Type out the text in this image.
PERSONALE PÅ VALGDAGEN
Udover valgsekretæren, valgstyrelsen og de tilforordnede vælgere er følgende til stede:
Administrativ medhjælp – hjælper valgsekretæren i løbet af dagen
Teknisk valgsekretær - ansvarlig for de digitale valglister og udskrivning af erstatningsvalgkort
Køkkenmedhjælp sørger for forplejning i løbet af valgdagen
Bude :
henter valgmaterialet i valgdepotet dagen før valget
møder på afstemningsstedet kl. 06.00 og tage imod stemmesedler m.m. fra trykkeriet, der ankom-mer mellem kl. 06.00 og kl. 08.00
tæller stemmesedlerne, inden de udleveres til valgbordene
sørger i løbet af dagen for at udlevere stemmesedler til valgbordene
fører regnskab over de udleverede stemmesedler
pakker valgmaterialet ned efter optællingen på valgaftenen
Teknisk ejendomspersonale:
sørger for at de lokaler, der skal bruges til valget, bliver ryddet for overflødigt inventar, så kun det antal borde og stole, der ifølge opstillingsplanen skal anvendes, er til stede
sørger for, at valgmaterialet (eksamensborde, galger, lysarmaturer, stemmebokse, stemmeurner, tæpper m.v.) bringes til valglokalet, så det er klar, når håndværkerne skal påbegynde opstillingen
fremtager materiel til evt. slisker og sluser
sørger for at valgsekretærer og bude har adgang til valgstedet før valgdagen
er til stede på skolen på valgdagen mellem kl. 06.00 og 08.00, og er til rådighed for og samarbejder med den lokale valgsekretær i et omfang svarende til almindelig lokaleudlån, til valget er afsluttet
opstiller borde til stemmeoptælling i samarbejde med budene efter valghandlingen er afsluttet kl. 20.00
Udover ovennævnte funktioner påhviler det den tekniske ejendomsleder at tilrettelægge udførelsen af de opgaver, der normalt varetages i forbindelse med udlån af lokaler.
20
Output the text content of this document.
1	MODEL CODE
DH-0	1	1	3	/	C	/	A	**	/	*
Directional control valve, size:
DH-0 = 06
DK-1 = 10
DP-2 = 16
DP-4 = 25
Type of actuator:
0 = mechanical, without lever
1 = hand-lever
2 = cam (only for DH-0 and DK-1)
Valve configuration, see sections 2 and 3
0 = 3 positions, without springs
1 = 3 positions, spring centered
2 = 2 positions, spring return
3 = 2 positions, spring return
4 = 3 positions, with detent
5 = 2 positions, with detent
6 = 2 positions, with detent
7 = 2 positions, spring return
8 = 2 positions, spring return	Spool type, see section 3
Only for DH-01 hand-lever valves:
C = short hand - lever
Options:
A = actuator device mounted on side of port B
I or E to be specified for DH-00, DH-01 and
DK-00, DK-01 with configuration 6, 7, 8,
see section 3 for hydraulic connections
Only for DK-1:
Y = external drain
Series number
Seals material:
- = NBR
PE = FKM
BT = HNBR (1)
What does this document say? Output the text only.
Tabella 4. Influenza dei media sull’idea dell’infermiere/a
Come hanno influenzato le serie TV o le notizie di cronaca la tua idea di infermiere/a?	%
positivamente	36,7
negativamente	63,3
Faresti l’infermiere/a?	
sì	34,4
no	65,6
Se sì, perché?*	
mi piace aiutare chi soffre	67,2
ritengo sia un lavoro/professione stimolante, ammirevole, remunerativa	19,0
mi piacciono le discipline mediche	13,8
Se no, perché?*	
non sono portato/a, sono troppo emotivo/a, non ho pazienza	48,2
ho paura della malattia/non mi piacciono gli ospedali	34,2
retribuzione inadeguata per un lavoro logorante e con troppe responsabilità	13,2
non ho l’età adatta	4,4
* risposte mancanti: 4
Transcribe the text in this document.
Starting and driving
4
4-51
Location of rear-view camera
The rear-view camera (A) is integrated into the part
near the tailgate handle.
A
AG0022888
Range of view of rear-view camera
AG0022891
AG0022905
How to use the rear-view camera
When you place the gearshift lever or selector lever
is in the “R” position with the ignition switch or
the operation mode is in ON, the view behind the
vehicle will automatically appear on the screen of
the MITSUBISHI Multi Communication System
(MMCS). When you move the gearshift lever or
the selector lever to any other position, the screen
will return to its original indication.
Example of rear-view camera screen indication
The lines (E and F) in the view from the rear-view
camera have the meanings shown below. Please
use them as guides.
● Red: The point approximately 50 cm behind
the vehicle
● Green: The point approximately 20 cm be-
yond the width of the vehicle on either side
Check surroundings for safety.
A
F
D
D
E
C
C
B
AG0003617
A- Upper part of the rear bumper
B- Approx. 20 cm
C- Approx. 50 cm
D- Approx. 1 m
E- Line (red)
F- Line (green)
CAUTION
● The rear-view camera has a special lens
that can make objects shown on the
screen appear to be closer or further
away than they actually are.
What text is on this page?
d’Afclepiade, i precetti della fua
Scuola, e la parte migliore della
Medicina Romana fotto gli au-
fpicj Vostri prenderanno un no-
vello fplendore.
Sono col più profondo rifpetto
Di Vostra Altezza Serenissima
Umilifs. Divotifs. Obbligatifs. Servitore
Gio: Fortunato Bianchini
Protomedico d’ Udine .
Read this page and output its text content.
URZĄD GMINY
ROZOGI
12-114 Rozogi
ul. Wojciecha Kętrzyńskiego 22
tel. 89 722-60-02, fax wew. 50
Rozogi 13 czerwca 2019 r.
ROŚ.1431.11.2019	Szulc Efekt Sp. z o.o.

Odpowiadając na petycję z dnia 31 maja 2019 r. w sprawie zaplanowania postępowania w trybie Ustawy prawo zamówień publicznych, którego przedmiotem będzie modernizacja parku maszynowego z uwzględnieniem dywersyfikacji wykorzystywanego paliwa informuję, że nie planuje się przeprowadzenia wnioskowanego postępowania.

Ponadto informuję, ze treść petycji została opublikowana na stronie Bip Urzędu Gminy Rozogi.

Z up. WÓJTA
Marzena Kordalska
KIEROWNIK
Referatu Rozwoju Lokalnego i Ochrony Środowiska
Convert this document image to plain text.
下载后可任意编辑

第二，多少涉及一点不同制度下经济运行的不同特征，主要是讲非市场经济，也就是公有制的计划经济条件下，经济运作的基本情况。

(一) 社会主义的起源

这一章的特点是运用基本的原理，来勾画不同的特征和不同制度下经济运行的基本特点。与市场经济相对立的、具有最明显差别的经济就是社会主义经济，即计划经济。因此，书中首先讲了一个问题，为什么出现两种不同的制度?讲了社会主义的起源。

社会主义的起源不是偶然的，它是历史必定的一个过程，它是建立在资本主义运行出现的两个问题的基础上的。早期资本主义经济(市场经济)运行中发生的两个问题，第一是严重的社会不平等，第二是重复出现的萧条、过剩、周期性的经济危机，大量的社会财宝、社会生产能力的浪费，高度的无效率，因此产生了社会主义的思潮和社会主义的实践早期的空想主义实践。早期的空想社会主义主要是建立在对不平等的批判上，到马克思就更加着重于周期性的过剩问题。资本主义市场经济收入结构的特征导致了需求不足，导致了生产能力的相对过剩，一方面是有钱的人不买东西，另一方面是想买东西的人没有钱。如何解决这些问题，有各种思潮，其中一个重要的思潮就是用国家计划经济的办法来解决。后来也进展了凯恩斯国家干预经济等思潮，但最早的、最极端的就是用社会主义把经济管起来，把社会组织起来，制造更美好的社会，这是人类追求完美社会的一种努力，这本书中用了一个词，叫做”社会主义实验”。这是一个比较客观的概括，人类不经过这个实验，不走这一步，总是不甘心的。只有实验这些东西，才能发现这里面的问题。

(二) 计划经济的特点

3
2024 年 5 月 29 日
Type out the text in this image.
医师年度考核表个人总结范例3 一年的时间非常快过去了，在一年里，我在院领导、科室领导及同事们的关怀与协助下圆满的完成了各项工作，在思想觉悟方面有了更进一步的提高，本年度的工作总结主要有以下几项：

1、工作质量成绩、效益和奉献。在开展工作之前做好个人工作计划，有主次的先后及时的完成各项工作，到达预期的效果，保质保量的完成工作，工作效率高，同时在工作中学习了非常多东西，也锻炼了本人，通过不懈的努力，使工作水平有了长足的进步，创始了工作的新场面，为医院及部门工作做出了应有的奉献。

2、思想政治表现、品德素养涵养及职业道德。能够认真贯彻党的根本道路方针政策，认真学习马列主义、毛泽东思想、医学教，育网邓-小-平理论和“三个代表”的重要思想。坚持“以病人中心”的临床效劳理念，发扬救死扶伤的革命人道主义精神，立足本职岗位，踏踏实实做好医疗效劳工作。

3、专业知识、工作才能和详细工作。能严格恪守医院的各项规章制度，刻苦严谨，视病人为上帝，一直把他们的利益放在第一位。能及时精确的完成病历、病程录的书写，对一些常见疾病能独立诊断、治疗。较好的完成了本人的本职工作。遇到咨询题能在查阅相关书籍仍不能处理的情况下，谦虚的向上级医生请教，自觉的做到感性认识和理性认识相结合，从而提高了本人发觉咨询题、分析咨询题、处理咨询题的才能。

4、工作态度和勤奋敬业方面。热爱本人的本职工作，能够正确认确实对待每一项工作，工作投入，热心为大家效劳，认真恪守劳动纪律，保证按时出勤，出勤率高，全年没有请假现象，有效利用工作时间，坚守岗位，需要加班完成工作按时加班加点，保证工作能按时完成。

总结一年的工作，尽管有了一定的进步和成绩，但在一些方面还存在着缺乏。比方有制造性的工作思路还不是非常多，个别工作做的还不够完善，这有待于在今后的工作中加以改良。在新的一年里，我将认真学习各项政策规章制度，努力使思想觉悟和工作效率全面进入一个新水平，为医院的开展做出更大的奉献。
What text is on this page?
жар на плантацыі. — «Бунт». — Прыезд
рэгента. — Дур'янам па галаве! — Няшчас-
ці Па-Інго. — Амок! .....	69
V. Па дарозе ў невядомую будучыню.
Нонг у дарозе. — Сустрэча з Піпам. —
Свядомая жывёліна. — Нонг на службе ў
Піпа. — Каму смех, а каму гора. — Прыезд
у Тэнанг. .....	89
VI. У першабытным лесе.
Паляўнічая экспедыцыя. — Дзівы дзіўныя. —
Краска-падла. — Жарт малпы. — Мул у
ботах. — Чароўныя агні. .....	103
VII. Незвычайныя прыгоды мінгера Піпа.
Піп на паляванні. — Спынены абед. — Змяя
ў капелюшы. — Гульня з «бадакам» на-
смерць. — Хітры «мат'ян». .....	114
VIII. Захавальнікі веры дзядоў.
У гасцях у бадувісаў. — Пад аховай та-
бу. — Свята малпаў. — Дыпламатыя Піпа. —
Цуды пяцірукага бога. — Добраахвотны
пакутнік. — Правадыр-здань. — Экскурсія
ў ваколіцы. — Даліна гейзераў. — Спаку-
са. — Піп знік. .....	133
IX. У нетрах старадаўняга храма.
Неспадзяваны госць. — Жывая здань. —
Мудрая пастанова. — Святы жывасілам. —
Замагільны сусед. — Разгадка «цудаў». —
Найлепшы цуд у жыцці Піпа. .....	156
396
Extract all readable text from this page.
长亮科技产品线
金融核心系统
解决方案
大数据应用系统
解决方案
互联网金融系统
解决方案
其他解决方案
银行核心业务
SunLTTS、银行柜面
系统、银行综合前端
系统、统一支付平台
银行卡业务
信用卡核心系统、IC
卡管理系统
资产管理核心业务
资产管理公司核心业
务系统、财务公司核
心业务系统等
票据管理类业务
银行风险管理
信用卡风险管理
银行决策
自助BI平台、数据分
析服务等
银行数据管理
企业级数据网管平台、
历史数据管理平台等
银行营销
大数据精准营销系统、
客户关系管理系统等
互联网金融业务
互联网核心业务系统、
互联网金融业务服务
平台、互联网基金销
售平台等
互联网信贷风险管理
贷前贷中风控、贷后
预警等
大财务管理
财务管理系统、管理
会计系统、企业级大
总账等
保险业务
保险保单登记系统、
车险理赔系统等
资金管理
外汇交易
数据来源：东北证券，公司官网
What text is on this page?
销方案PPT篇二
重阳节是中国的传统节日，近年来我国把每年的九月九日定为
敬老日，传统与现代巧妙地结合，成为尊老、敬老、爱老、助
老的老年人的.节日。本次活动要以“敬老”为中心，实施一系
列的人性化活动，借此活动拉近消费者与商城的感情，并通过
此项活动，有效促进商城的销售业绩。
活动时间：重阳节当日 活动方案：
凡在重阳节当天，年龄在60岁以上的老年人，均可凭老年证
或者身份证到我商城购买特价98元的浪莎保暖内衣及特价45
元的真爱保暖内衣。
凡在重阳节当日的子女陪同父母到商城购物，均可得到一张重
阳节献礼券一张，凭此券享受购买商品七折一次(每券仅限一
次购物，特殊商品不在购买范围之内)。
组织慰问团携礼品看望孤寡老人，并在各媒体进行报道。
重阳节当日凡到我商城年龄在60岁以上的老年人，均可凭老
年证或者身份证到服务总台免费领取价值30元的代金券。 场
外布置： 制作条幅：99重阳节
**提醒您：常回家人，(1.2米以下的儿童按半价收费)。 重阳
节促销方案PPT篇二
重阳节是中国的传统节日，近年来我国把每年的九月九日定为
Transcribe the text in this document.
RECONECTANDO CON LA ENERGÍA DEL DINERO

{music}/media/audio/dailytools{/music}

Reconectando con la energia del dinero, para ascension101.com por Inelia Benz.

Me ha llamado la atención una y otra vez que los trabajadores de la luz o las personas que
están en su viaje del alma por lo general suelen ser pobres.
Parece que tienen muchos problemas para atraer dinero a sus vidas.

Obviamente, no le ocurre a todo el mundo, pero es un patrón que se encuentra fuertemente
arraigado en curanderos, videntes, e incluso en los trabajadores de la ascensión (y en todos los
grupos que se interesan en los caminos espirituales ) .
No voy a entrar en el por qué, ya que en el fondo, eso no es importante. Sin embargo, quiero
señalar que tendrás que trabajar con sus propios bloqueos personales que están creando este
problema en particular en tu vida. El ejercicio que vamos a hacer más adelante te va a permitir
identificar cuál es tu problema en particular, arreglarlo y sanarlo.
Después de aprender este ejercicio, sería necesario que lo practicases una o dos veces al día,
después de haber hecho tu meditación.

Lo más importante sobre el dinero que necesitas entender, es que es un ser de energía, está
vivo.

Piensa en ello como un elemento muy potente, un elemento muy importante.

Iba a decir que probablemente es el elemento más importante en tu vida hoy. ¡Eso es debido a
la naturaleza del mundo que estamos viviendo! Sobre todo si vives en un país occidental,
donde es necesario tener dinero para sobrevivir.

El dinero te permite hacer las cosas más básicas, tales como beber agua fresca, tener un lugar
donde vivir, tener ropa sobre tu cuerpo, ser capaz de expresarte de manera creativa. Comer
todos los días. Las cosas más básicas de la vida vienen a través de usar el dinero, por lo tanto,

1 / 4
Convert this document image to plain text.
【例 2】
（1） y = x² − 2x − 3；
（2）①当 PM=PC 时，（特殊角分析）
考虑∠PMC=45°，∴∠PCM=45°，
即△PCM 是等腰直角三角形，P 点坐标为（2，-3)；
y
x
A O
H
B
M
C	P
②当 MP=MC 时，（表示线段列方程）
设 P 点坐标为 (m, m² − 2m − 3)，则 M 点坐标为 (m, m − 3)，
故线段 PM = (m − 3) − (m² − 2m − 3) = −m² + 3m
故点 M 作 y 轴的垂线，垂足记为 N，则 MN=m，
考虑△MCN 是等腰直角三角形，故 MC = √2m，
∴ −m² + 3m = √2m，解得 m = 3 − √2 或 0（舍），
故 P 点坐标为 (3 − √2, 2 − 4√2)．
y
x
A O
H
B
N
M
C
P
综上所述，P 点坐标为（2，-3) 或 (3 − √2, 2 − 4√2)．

Goal: Show the lines from the data above that contain the string "是等腰直角三角形".

The output:
即△PCM 是等腰直角三角形，P 点坐标为（2，-3)；
考虑△MCN 是等腰直角三角形，故 MC = √2m，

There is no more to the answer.